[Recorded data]
-- START --
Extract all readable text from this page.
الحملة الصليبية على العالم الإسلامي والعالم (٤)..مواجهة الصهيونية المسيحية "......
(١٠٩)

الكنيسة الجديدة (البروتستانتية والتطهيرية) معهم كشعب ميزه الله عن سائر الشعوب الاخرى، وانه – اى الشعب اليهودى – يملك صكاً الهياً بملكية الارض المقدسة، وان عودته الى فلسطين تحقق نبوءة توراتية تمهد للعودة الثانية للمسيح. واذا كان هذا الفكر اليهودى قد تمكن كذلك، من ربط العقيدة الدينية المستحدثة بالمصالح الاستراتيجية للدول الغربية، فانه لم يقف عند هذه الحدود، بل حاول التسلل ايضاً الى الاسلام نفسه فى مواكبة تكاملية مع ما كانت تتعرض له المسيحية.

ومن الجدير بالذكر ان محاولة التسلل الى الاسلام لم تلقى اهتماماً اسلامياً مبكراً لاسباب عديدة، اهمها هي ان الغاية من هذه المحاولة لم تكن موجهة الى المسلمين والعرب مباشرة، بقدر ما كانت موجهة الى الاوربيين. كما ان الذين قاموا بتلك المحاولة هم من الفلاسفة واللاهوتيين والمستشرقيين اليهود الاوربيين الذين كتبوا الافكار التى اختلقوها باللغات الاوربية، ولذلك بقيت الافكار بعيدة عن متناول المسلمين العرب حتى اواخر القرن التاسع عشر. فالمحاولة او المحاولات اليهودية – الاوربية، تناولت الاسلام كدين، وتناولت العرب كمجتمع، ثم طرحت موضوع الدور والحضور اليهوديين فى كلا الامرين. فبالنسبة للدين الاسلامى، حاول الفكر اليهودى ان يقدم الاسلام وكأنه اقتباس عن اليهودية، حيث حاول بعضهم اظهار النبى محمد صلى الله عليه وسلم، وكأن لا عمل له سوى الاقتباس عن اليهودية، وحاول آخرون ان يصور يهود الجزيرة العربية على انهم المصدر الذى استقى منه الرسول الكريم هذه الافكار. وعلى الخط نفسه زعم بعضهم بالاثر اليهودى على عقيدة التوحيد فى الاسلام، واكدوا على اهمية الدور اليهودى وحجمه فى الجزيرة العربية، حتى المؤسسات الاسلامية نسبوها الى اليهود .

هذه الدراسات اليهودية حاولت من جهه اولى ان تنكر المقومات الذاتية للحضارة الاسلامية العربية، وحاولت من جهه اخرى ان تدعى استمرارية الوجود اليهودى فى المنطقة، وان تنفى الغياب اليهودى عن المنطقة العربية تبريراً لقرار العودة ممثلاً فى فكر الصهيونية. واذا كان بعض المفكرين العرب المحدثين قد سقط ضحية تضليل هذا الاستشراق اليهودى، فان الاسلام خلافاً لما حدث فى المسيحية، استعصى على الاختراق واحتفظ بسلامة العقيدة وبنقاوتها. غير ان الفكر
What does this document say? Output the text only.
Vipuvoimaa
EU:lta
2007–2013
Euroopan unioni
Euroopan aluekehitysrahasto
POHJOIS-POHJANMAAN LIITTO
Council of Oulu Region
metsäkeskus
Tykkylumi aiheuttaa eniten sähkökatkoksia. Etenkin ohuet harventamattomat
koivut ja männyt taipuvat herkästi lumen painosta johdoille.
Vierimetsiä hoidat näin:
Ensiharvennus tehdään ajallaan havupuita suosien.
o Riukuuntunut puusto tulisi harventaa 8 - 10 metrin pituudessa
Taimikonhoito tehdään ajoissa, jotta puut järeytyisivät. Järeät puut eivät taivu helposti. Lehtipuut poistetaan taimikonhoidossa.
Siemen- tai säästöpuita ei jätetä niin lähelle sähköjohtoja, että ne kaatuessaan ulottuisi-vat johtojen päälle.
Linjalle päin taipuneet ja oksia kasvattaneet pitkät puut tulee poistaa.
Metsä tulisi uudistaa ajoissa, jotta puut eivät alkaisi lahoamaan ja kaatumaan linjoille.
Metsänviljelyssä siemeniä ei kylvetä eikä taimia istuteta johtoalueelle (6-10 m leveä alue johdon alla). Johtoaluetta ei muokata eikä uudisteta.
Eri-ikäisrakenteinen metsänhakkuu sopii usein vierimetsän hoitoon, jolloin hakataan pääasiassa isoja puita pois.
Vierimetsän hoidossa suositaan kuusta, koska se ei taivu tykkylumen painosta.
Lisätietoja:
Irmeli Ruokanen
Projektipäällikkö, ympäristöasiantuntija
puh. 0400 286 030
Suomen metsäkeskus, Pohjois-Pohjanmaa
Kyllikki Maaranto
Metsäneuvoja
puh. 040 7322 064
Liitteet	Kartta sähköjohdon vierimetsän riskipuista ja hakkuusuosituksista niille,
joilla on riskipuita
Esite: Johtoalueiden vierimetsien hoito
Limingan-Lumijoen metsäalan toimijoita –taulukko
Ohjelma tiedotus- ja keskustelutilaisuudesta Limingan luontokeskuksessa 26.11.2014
-- END --
Task details → Return the whole listing exactly, with every line included.

The solution →
Extract all readable text from this page.
الحملة الصليبية على العالم الإسلامي والعالم (٤)..مواجهة الصهيونية المسيحية "......
(١٠٩)

الكنيسة الجديدة (البروتستانتية والتطهيرية) معهم كشعب ميزه الله عن سائر الشعوب الاخرى، وانه – اى الشعب اليهودى – يملك صكاً الهياً بملكية الارض المقدسة، وان عودته الى فلسطين تحقق نبوءة توراتية تمهد للعودة الثانية للمسيح. واذا كان هذا الفكر اليهودى قد تمكن كذلك، من ربط العقيدة الدينية المستحدثة بالمصالح الاستراتيجية للدول الغربية، فانه لم يقف عند هذه الحدود، بل حاول التسلل ايضاً الى الاسلام نفسه فى مواكبة تكاملية مع ما كانت تتعرض له المسيحية.

ومن الجدير بالذكر ان محاولة التسلل الى الاسلام لم تلقى اهتماماً اسلامياً مبكراً لاسباب عديدة، اهمها هي ان الغاية من هذه المحاولة لم تكن موجهة الى المسلمين والعرب مباشرة، بقدر ما كانت موجهة الى الاوربيين. كما ان الذين قاموا بتلك المحاولة هم من الفلاسفة واللاهوتيين والمستشرقيين اليهود الاوربيين الذين كتبوا الافكار التى اختلقوها باللغات الاوربية، ولذلك بقيت الافكار بعيدة عن متناول المسلمين العرب حتى اواخر القرن التاسع عشر. فالمحاولة او المحاولات اليهودية – الاوربية، تناولت الاسلام كدين، وتناولت العرب كمجتمع، ثم طرحت موضوع الدور والحضور اليهوديين فى كلا الامرين. فبالنسبة للدين الاسلامى، حاول الفكر اليهودى ان يقدم الاسلام وكأنه اقتباس عن اليهودية، حيث حاول بعضهم اظهار النبى محمد صلى الله عليه وسلم، وكأن لا عمل له سوى الاقتباس عن اليهودية، وحاول آخرون ان يصور يهود الجزيرة العربية على انهم المصدر الذى استقى منه الرسول الكريم هذه الافكار. وعلى الخط نفسه زعم بعضهم بالاثر اليهودى على عقيدة التوحيد فى الاسلام، واكدوا على اهمية الدور اليهودى وحجمه فى الجزيرة العربية، حتى المؤسسات الاسلامية نسبوها الى اليهود .

هذه الدراسات اليهودية حاولت من جهه اولى ان تنكر المقومات الذاتية للحضارة الاسلامية العربية، وحاولت من جهه اخرى ان تدعى استمرارية الوجود اليهودى فى المنطقة، وان تنفى الغياب اليهودى عن المنطقة العربية تبريراً لقرار العودة ممثلاً فى فكر الصهيونية. واذا كان بعض المفكرين العرب المحدثين قد سقط ضحية تضليل هذا الاستشراق اليهودى، فان الاسلام خلافاً لما حدث فى المسيحية، استعصى على الاختراق واحتفظ بسلامة العقيدة وبنقاوتها. غير ان الفكر
What does this document say? Output the text only.
Vipuvoimaa
EU:lta
2007–2013
Euroopan unioni
Euroopan aluekehitysrahasto
POHJOIS-POHJANMAAN LIITTO
Council of Oulu Region
metsäkeskus
Tykkylumi aiheuttaa eniten sähkökatkoksia. Etenkin ohuet harventamattomat
koivut ja männyt taipuvat herkästi lumen painosta johdoille.
Vierimetsiä hoidat näin:
Ensiharvennus tehdään ajallaan havupuita suosien.
o Riukuuntunut puusto tulisi harventaa 8 - 10 metrin pituudessa
Taimikonhoito tehdään ajoissa, jotta puut järeytyisivät. Järeät puut eivät taivu helposti. Lehtipuut poistetaan taimikonhoidossa.
Siemen- tai säästöpuita ei jätetä niin lähelle sähköjohtoja, että ne kaatuessaan ulottuisi-vat johtojen päälle.
Linjalle päin taipuneet ja oksia kasvattaneet pitkät puut tulee poistaa.
Metsä tulisi uudistaa ajoissa, jotta puut eivät alkaisi lahoamaan ja kaatumaan linjoille.
Metsänviljelyssä siemeniä ei kylvetä eikä taimia istuteta johtoalueelle (6-10 m leveä alue johdon alla). Johtoaluetta ei muokata eikä uudisteta.
Eri-ikäisrakenteinen metsänhakkuu sopii usein vierimetsän hoitoon, jolloin hakataan pääasiassa isoja puita pois.
Vierimetsän hoidossa suositaan kuusta, koska se ei taivu tykkylumen painosta.
Lisätietoja:
Irmeli Ruokanen
Projektipäällikkö, ympäristöasiantuntija
puh. 0400 286 030
Suomen metsäkeskus, Pohjois-Pohjanmaa
Kyllikki Maaranto
Metsäneuvoja
puh. 040 7322 064
Liitteet	Kartta sähköjohdon vierimetsän riskipuista ja hakkuusuosituksista niille,
joilla on riskipuita
Esite: Johtoalueiden vierimetsien hoito
Limingan-Lumijoen metsäalan toimijoita –taulukko
Ohjelma tiedotus- ja keskustelutilaisuudesta Limingan luontokeskuksessa 26.11.2014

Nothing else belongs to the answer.